§ **What needs to be done**
Return the complete listing that follows, with each line reproduced exactly.
[Begin Dataset entries]
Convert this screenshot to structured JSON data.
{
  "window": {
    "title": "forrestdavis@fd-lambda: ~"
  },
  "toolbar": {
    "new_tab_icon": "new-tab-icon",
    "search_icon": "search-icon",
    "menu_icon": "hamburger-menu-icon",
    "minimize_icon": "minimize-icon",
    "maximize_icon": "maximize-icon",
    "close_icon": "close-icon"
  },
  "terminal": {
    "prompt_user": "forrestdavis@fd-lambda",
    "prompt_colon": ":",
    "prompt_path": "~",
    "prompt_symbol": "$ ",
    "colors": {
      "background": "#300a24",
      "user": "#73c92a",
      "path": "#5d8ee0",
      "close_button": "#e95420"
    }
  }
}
[End Dataset entries]
§ **Task result**
Convert this screenshot to structured JSON data.
{
  "window": {
    "title": "forrestdavis@fd-lambda: ~"
  },
  "toolbar": {
    "new_tab_icon": "new-tab-icon",
    "search_icon": "search-icon",
    "menu_icon": "hamburger-menu-icon",
    "minimize_icon": "minimize-icon",
    "maximize_icon": "maximize-icon",
    "close_icon": "close-icon"
  },
  "terminal": {
    "prompt_user": "forrestdavis@fd-lambda",
    "prompt_colon": ":",
    "prompt_path": "~",
    "prompt_symbol": "$ ",
    "colors": {
      "background": "#300a24",
      "user": "#73c92a",
      "path": "#5d8ee0",
      "close_button": "#e95420"
    }
  }
}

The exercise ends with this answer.